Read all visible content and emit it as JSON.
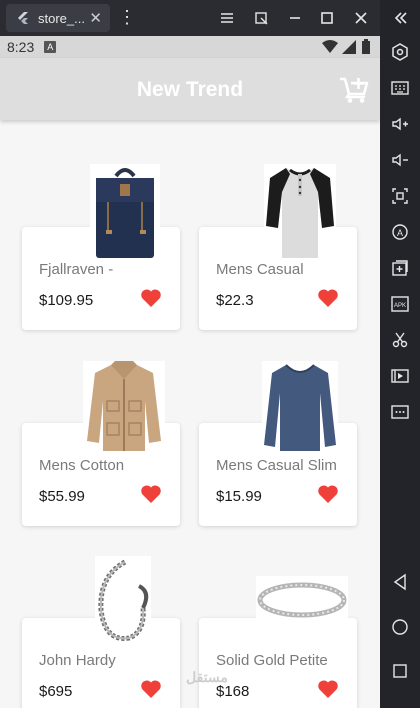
{
  "window": {
    "tab_title": "store_...",
    "tab_close": "✕"
  },
  "status_bar": {
    "time": "8:23",
    "badge": "A"
  },
  "app_bar": {
    "title": "New Trend"
  },
  "products": [
    {
      "name": "Fjallraven -",
      "price": "$109.95",
      "image": "backpack"
    },
    {
      "name": "Mens Casual",
      "price": "$22.3",
      "image": "raglan-shirt"
    },
    {
      "name": "Mens Cotton",
      "price": "$55.99",
      "image": "jacket"
    },
    {
      "name": "Mens Casual Slim",
      "price": "$15.99",
      "image": "long-sleeve-shirt"
    },
    {
      "name": "John Hardy",
      "price": "$695",
      "image": "bracelet"
    },
    {
      "name": "Solid Gold Petite",
      "price": "$168",
      "image": "ring"
    }
  ],
  "colors": {
    "heart": "#f0403a",
    "app_bar": "#dedede"
  },
  "watermark": "مستقل"
}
┄┄┄┄┄┄
▶ What is required
All of the data above should be transcribed verbatim, with pictures omitted.

▶ Correct answer
Read all visible content and emit it as JSON.
{
  "window": {
    "tab_title": "store_...",
    "tab_close": "✕"
  },
  "status_bar": {
    "time": "8:23",
    "badge": "A"
  },
  "app_bar": {
    "title": "New Trend"
  },
  "products": [
    {
      "name": "Fjallraven -",
      "price": "$109.95",
      "image": "backpack"
    },
    {
      "name": "Mens Casual",
      "price": "$22.3",
      "image": "raglan-shirt"
    },
    {
      "name": "Mens Cotton",
      "price": "$55.99",
      "image": "jacket"
    },
    {
      "name": "Mens Casual Slim",
      "price": "$15.99",
      "image": "long-sleeve-shirt"
    },
    {
      "name": "John Hardy",
      "price": "$695",
      "image": "bracelet"
    },
    {
      "name": "Solid Gold Petite",
      "price": "$168",
      "image": "ring"
    }
  ],
  "colors": {
    "heart": "#f0403a",
    "app_bar": "#dedede"
  },
  "watermark": "مستقل"
}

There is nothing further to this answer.